Written problem =>
Exactly reproduce each record listed below.

Data section =>
• • •
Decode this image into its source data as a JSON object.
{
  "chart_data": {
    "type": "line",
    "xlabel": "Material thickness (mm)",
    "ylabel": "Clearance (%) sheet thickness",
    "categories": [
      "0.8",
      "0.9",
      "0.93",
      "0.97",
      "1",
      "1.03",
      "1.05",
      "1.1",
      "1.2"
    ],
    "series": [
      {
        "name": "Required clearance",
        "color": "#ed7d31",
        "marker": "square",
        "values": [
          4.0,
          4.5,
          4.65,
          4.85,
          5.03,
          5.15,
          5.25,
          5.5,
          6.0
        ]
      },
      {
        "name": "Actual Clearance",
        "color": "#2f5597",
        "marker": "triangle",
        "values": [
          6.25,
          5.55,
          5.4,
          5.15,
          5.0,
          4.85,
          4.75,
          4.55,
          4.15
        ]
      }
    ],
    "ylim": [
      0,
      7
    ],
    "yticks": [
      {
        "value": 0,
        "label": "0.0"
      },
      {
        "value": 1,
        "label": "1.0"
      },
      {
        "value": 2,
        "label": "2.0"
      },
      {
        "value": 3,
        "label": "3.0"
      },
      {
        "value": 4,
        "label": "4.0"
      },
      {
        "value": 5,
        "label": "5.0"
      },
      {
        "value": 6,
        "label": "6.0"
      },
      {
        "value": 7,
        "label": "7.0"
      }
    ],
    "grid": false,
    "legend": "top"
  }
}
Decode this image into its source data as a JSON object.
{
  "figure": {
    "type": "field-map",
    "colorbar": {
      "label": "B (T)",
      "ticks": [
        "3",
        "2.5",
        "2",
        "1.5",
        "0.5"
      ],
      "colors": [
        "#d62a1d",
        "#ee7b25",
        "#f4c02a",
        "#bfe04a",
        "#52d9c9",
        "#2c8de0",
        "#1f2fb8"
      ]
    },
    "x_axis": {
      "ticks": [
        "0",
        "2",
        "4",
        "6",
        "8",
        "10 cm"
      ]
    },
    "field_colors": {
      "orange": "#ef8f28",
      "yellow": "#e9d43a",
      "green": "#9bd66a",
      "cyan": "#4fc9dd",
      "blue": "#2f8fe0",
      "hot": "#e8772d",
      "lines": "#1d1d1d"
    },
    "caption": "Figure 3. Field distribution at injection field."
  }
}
• • •
Answer to this task =>
Decode this image into its source data as a JSON object.
{
  "chart_data": {
    "type": "line",
    "xlabel": "Material thickness (mm)",
    "ylabel": "Clearance (%) sheet thickness",
    "categories": [
      "0.8",
      "0.9",
      "0.93",
      "0.97",
      "1",
      "1.03",
      "1.05",
      "1.1",
      "1.2"
    ],
    "series": [
      {
        "name": "Required clearance",
        "color": "#ed7d31",
        "marker": "square",
        "values": [
          4.0,
          4.5,
          4.65,
          4.85,
          5.03,
          5.15,
          5.25,
          5.5,
          6.0
        ]
      },
      {
        "name": "Actual Clearance",
        "color": "#2f5597",
        "marker": "triangle",
        "values": [
          6.25,
          5.55,
          5.4,
          5.15,
          5.0,
          4.85,
          4.75,
          4.55,
          4.15
        ]
      }
    ],
    "ylim": [
      0,
      7
    ],
    "yticks": [
      {
        "value": 0,
        "label": "0.0"
      },
      {
        "value": 1,
        "label": "1.0"
      },
      {
        "value": 2,
        "label": "2.0"
      },
      {
        "value": 3,
        "label": "3.0"
      },
      {
        "value": 4,
        "label": "4.0"
      },
      {
        "value": 5,
        "label": "5.0"
      },
      {
        "value": 6,
        "label": "6.0"
      },
      {
        "value": 7,
        "label": "7.0"
      }
    ],
    "grid": false,
    "legend": "top"
  }
}
Decode this image into its source data as a JSON object.
{
  "figure": {
    "type": "field-map",
    "colorbar": {
      "label": "B (T)",
      "ticks": [
        "3",
        "2.5",
        "2",
        "1.5",
        "0.5"
      ],
      "colors": [
        "#d62a1d",
        "#ee7b25",
        "#f4c02a",
        "#bfe04a",
        "#52d9c9",
        "#2c8de0",
        "#1f2fb8"
      ]
    },
    "x_axis": {
      "ticks": [
        "0",
        "2",
        "4",
        "6",
        "8",
        "10 cm"
      ]
    },
    "field_colors": {
      "orange": "#ef8f28",
      "yellow": "#e9d43a",
      "green": "#9bd66a",
      "cyan": "#4fc9dd",
      "blue": "#2f8fe0",
      "hot": "#e8772d",
      "lines": "#1d1d1d"
    },
    "caption": "Figure 3. Field distribution at injection field."
  }
}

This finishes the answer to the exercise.